What this task involves:
In the listing that follows, how many lines contain the string "JSON"? Provide only the number.

--- Start of Task input ---

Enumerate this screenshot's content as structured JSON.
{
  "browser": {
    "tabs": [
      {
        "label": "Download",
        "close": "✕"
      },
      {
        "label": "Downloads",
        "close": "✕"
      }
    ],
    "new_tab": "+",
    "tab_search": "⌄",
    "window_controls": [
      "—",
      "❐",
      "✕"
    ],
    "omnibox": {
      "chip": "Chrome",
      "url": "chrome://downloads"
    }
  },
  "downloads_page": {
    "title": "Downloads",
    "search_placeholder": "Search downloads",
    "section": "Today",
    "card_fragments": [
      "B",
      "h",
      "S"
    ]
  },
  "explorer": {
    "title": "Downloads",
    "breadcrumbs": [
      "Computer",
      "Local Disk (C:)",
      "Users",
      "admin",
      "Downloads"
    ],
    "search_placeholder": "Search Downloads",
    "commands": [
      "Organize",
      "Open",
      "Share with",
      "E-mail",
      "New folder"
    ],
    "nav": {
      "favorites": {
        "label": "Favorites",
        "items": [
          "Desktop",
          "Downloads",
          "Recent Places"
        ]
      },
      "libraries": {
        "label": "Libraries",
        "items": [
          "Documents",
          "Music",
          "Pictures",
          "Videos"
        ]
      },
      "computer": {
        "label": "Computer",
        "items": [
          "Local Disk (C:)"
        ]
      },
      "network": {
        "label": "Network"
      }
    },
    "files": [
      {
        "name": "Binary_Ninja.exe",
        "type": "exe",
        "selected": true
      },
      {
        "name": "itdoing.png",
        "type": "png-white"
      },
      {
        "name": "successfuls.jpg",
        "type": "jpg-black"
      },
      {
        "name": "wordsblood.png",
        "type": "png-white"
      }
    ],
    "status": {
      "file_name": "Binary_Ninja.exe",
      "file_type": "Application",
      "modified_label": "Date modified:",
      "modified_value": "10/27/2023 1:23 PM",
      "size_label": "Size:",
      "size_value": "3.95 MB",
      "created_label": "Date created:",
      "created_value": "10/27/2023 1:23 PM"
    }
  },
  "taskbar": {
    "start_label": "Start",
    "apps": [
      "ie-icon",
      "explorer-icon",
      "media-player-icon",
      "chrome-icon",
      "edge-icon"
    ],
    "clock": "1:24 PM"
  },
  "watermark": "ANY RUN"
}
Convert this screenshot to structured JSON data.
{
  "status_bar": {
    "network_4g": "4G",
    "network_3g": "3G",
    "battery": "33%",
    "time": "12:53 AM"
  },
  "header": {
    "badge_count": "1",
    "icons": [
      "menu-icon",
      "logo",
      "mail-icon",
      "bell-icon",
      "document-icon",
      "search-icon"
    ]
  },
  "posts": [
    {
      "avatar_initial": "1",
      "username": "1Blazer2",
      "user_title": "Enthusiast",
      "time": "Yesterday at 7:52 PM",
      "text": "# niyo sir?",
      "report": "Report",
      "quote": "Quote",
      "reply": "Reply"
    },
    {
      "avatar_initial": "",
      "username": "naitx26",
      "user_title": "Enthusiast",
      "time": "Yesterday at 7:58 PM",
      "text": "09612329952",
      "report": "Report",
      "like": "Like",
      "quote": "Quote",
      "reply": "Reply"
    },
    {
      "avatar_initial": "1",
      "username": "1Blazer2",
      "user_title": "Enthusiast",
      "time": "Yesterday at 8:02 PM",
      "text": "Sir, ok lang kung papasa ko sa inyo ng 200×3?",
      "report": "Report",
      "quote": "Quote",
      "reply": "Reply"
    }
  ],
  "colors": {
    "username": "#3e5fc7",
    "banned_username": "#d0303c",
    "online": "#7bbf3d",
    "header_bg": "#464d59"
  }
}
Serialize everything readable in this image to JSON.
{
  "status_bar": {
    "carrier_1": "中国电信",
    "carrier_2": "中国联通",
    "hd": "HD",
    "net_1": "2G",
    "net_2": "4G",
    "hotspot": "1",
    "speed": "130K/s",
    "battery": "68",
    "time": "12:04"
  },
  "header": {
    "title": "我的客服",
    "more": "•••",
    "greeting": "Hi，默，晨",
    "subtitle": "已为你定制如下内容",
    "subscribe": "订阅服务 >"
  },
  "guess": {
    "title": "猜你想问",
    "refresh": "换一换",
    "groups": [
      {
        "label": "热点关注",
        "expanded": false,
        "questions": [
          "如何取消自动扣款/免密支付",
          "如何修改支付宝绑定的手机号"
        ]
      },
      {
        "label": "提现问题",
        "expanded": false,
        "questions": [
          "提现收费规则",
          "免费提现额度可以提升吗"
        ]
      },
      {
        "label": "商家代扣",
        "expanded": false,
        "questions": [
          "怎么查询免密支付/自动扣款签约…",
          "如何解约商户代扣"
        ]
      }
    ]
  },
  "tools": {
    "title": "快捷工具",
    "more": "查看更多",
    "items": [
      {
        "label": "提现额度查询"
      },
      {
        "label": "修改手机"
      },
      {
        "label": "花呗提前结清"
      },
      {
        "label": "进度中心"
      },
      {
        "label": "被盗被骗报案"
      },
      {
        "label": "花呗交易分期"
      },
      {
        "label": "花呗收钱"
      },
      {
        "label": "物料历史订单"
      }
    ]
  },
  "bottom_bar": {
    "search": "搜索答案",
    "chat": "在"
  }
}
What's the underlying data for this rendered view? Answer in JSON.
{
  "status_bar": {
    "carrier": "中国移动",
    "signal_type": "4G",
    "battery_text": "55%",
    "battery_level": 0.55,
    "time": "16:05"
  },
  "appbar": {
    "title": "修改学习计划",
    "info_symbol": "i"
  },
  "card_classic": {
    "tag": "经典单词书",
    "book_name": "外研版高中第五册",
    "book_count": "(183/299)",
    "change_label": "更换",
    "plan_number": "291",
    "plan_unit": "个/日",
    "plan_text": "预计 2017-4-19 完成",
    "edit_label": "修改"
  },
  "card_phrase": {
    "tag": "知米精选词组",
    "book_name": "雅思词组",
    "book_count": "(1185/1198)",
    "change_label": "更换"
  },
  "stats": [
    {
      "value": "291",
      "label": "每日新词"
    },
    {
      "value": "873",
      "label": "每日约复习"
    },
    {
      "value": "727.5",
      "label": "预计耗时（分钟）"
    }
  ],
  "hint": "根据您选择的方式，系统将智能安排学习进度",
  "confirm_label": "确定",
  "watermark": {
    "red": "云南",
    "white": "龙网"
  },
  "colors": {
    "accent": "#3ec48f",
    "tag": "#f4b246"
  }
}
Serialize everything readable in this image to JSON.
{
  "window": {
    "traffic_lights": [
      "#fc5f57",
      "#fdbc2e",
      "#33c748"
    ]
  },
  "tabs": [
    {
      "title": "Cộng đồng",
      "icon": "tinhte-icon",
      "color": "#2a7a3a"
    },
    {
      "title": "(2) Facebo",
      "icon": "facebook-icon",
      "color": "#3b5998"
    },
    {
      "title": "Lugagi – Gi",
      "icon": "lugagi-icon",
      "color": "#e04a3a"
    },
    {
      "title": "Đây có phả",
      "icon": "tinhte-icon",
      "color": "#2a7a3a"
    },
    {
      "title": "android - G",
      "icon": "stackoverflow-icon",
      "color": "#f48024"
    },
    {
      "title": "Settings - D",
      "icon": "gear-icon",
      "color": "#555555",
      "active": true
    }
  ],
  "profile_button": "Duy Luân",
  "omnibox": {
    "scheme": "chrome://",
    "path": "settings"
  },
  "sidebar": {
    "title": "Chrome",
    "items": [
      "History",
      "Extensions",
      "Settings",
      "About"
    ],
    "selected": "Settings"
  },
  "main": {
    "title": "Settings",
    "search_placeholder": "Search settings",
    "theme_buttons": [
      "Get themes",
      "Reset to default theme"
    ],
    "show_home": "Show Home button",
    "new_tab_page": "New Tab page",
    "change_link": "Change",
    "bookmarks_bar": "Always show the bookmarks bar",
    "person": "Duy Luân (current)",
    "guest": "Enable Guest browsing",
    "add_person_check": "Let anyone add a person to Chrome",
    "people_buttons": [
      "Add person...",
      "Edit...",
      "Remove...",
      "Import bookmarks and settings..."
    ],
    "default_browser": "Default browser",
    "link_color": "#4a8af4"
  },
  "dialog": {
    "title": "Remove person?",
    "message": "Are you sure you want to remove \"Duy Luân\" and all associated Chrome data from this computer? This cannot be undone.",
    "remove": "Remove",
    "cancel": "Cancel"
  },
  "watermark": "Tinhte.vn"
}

--- End of Task input ---

Full response:
5